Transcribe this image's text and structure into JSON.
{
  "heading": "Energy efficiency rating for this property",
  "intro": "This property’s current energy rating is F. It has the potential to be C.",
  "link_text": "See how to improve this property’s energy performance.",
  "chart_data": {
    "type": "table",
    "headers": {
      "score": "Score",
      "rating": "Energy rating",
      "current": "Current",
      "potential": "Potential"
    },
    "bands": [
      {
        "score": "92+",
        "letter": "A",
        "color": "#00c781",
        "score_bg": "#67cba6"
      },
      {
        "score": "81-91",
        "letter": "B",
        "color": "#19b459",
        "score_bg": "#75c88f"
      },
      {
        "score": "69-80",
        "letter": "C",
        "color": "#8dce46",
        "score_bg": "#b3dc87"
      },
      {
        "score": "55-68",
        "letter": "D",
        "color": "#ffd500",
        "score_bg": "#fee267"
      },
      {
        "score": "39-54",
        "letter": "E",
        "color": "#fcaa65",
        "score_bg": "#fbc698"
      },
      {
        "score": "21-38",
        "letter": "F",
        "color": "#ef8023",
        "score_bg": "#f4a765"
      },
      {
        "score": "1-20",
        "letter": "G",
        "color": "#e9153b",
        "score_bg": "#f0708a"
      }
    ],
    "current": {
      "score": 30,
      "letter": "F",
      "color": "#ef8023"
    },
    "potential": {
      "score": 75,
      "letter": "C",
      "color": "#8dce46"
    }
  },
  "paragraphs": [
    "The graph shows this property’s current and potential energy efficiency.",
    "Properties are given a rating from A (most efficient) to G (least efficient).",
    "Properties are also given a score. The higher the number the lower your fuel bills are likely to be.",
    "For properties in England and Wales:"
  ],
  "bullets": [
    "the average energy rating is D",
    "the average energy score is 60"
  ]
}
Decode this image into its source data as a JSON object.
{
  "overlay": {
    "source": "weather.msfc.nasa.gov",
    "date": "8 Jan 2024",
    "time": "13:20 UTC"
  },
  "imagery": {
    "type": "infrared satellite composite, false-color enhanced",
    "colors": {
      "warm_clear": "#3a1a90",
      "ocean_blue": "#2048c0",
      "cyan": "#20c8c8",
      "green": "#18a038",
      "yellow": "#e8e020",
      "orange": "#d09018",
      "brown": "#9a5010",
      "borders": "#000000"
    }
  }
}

◆ **THE TASK**
Find how many lines in the material hold the word "source" and state that number alone.

◆ **ANSWER IN FULL**
2